* begin SOURCE DATA *

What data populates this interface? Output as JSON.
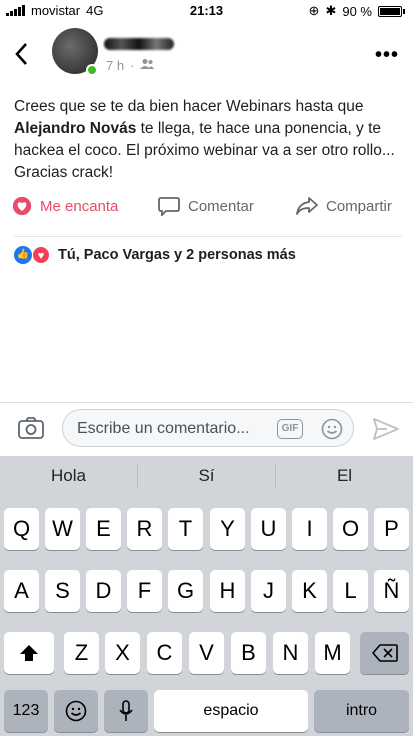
{
  "status_bar": {
    "carrier": "movistar",
    "network": "4G",
    "time": "21:13",
    "battery": "90 %"
  },
  "post": {
    "time_ago": "7 h",
    "text_before": "Crees que se te da bien hacer Webinars hasta que ",
    "mention": "Alejandro Novás",
    "text_after": " te llega, te hace una ponencia, y te hackea el coco. El próximo webinar va a ser otro rollo... Gracias crack!"
  },
  "actions": {
    "love": "Me encanta",
    "comment": "Comentar",
    "share": "Compartir"
  },
  "reactions": {
    "summary": "Tú, Paco Vargas y 2 personas más"
  },
  "composer": {
    "placeholder": "Escribe un comentario...",
    "gif": "GIF"
  },
  "keyboard": {
    "suggestions": [
      "Hola",
      "Sí",
      "El"
    ],
    "row1": [
      "Q",
      "W",
      "E",
      "R",
      "T",
      "Y",
      "U",
      "I",
      "O",
      "P"
    ],
    "row2": [
      "A",
      "S",
      "D",
      "F",
      "G",
      "H",
      "J",
      "K",
      "L",
      "Ñ"
    ],
    "row3": [
      "Z",
      "X",
      "C",
      "V",
      "B",
      "N",
      "M"
    ],
    "numbers": "123",
    "space": "espacio",
    "return": "intro"
  },
  "colors": {
    "love": "#e84d67",
    "like_blue": "#1877f2",
    "online": "#42b72a"
  }
}
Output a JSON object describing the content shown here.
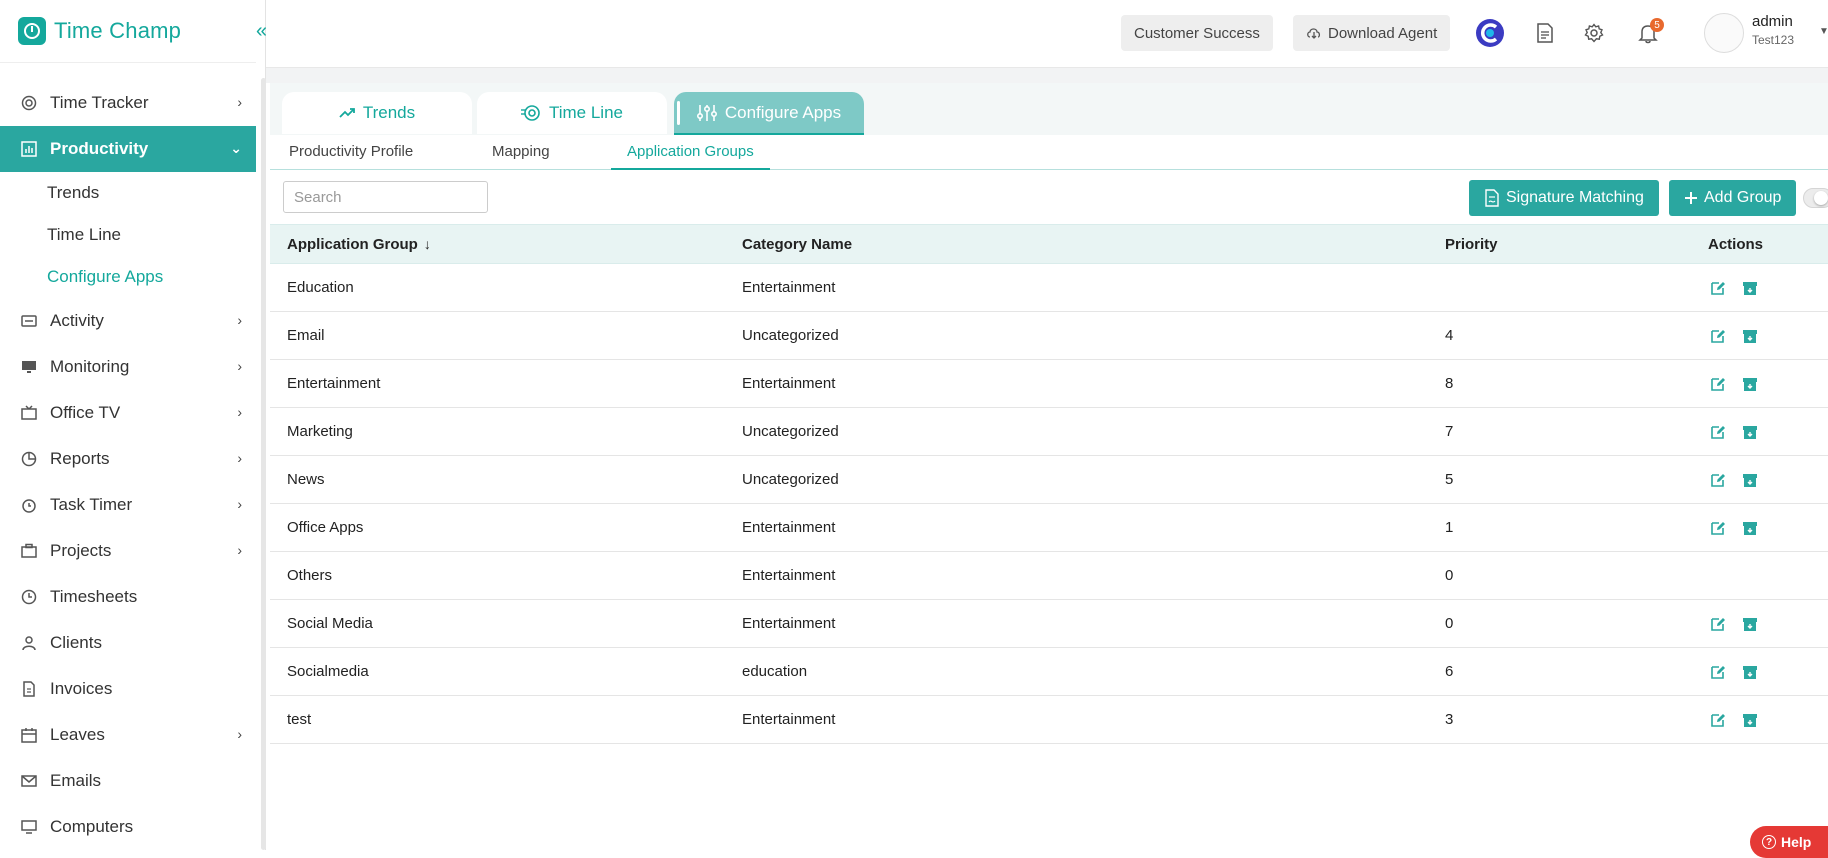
{
  "brand": {
    "name": "Time Champ",
    "collapse_label": "«"
  },
  "sidebar": {
    "items": [
      {
        "label": "Time Tracker",
        "icon": "time-tracker-icon",
        "has_chevron": true
      },
      {
        "label": "Productivity",
        "icon": "productivity-chart-icon",
        "has_chevron": true,
        "active": true
      },
      {
        "label": "Activity",
        "icon": "activity-icon",
        "has_chevron": true
      },
      {
        "label": "Monitoring",
        "icon": "monitor-icon",
        "has_chevron": true
      },
      {
        "label": "Office TV",
        "icon": "tv-icon",
        "has_chevron": true
      },
      {
        "label": "Reports",
        "icon": "pie-chart-icon",
        "has_chevron": true
      },
      {
        "label": "Task Timer",
        "icon": "alarm-icon",
        "has_chevron": true
      },
      {
        "label": "Projects",
        "icon": "briefcase-icon",
        "has_chevron": true
      },
      {
        "label": "Timesheets",
        "icon": "clock-icon",
        "has_chevron": false
      },
      {
        "label": "Clients",
        "icon": "user-icon",
        "has_chevron": false
      },
      {
        "label": "Invoices",
        "icon": "invoice-icon",
        "has_chevron": false
      },
      {
        "label": "Leaves",
        "icon": "calendar-icon",
        "has_chevron": true
      },
      {
        "label": "Emails",
        "icon": "mail-icon",
        "has_chevron": false
      },
      {
        "label": "Computers",
        "icon": "computer-icon",
        "has_chevron": false
      }
    ],
    "productivity_sub": [
      "Trends",
      "Time Line",
      "Configure Apps"
    ]
  },
  "header": {
    "customer_success": "Customer Success",
    "download_agent": "Download Agent",
    "notification_count": "5",
    "user_name": "admin",
    "user_org": "Test123"
  },
  "tabs": {
    "main": [
      "Trends",
      "Time Line",
      "Configure Apps"
    ],
    "sub": [
      "Productivity Profile",
      "Mapping",
      "Application Groups"
    ]
  },
  "toolbar": {
    "search_placeholder": "Search",
    "signature_matching": "Signature Matching",
    "add_group": "Add Group"
  },
  "table": {
    "headers": {
      "group": "Application Group",
      "category": "Category Name",
      "priority": "Priority",
      "actions": "Actions"
    },
    "rows": [
      {
        "group": "Education",
        "category": "Entertainment",
        "priority": "",
        "actions": true
      },
      {
        "group": "Email",
        "category": "Uncategorized",
        "priority": "4",
        "actions": true
      },
      {
        "group": "Entertainment",
        "category": "Entertainment",
        "priority": "8",
        "actions": true
      },
      {
        "group": "Marketing",
        "category": "Uncategorized",
        "priority": "7",
        "actions": true
      },
      {
        "group": "News",
        "category": "Uncategorized",
        "priority": "5",
        "actions": true
      },
      {
        "group": "Office Apps",
        "category": "Entertainment",
        "priority": "1",
        "actions": true
      },
      {
        "group": "Others",
        "category": "Entertainment",
        "priority": "0",
        "actions": false
      },
      {
        "group": "Social Media",
        "category": "Entertainment",
        "priority": "0",
        "actions": true
      },
      {
        "group": "Socialmedia",
        "category": "education",
        "priority": "6",
        "actions": true
      },
      {
        "group": "test",
        "category": "Entertainment",
        "priority": "3",
        "actions": true
      }
    ]
  },
  "help": {
    "label": "Help"
  },
  "colors": {
    "accent": "#14a89c",
    "active_nav": "#2aa7a0",
    "badge": "#e8692e",
    "help": "#e53935"
  }
}
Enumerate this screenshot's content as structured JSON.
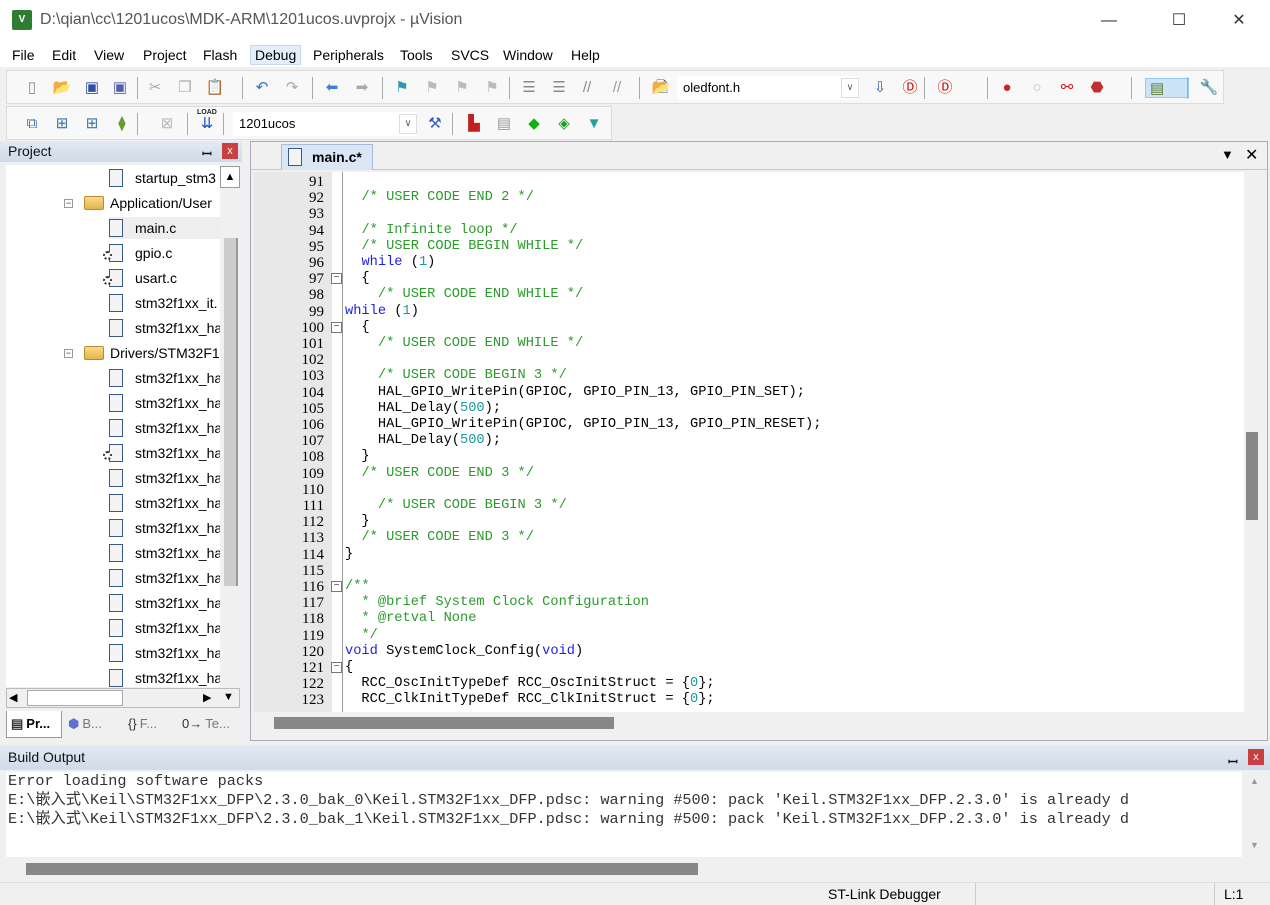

* end SOURCE DATA *

Repeat the entries exactly and keep the pictures out of the copy.

What data populates this interface? Output as JSON.
{
  "status_bar": {
    "carrier": "movistar",
    "network": "4G",
    "time": "21:13",
    "battery": "90 %"
  },
  "post": {
    "time_ago": "7 h",
    "text_before": "Crees que se te da bien hacer Webinars hasta que ",
    "mention": "Alejandro Novás",
    "text_after": " te llega, te hace una ponencia, y te hackea el coco. El próximo webinar va a ser otro rollo... Gracias crack!"
  },
  "actions": {
    "love": "Me encanta",
    "comment": "Comentar",
    "share": "Compartir"
  },
  "reactions": {
    "summary": "Tú, Paco Vargas y 2 personas más"
  },
  "composer": {
    "placeholder": "Escribe un comentario...",
    "gif": "GIF"
  },
  "keyboard": {
    "suggestions": [
      "Hola",
      "Sí",
      "El"
    ],
    "row1": [
      "Q",
      "W",
      "E",
      "R",
      "T",
      "Y",
      "U",
      "I",
      "O",
      "P"
    ],
    "row2": [
      "A",
      "S",
      "D",
      "F",
      "G",
      "H",
      "J",
      "K",
      "L",
      "Ñ"
    ],
    "row3": [
      "Z",
      "X",
      "C",
      "V",
      "B",
      "N",
      "M"
    ],
    "numbers": "123",
    "space": "espacio",
    "return": "intro"
  },
  "colors": {
    "love": "#e84d67",
    "like_blue": "#1877f2",
    "online": "#42b72a"
  }
}
Output a JSON object describing the content shown here.
{
  "brand": {
    "name": "Time Champ",
    "collapse_label": "«"
  },
  "sidebar": {
    "items": [
      {
        "label": "Time Tracker",
        "icon": "time-tracker-icon",
        "has_chevron": true
      },
      {
        "label": "Productivity",
        "icon": "productivity-chart-icon",
        "has_chevron": true,
        "active": true
      },
      {
        "label": "Activity",
        "icon": "activity-icon",
        "has_chevron": true
      },
      {
        "label": "Monitoring",
        "icon": "monitor-icon",
        "has_chevron": true
      },
      {
        "label": "Office TV",
        "icon": "tv-icon",
        "has_chevron": true
      },
      {
        "label": "Reports",
        "icon": "pie-chart-icon",
        "has_chevron": true
      },
      {
        "label": "Task Timer",
        "icon": "alarm-icon",
        "has_chevron": true
      },
      {
        "label": "Projects",
        "icon": "briefcase-icon",
        "has_chevron": true
      },
      {
        "label": "Timesheets",
        "icon": "clock-icon",
        "has_chevron": false
      },
      {
        "label": "Clients",
        "icon": "user-icon",
        "has_chevron": false
      },
      {
        "label": "Invoices",
        "icon": "invoice-icon",
        "has_chevron": false
      },
      {
        "label": "Leaves",
        "icon": "calendar-icon",
        "has_chevron": true
      },
      {
        "label": "Emails",
        "icon": "mail-icon",
        "has_chevron": false
      },
      {
        "label": "Computers",
        "icon": "computer-icon",
        "has_chevron": false
      }
    ],
    "productivity_sub": [
      "Trends",
      "Time Line",
      "Configure Apps"
    ]
  },
  "header": {
    "customer_success": "Customer Success",
    "download_agent": "Download Agent",
    "notification_count": "5",
    "user_name": "admin",
    "user_org": "Test123"
  },
  "tabs": {
    "main": [
      "Trends",
      "Time Line",
      "Configure Apps"
    ],
    "sub": [
      "Productivity Profile",
      "Mapping",
      "Application Groups"
    ]
  },
  "toolbar": {
    "search_placeholder": "Search",
    "signature_matching": "Signature Matching",
    "add_group": "Add Group"
  },
  "table": {
    "headers": {
      "group": "Application Group",
      "category": "Category Name",
      "priority": "Priority",
      "actions": "Actions"
    },
    "rows": [
      {
        "group": "Education",
        "category": "Entertainment",
        "priority": "",
        "actions": true
      },
      {
        "group": "Email",
        "category": "Uncategorized",
        "priority": "4",
        "actions": true
      },
      {
        "group": "Entertainment",
        "category": "Entertainment",
        "priority": "8",
        "actions": true
      },
      {
        "group": "Marketing",
        "category": "Uncategorized",
        "priority": "7",
        "actions": true
      },
      {
        "group": "News",
        "category": "Uncategorized",
        "priority": "5",
        "actions": true
      },
      {
        "group": "Office Apps",
        "category": "Entertainment",
        "priority": "1",
        "actions": true
      },
      {
        "group": "Others",
        "category": "Entertainment",
        "priority": "0",
        "actions": false
      },
      {
        "group": "Social Media",
        "category": "Entertainment",
        "priority": "0",
        "actions": true
      },
      {
        "group": "Socialmedia",
        "category": "education",
        "priority": "6",
        "actions": true
      },
      {
        "group": "test",
        "category": "Entertainment",
        "priority": "3",
        "actions": true
      }
    ]
  },
  "help": {
    "label": "Help"
  },
  "colors": {
    "accent": "#14a89c",
    "active_nav": "#2aa7a0",
    "badge": "#e8692e",
    "help": "#e53935"
  }
}
Enumerate this screenshot's content as structured JSON.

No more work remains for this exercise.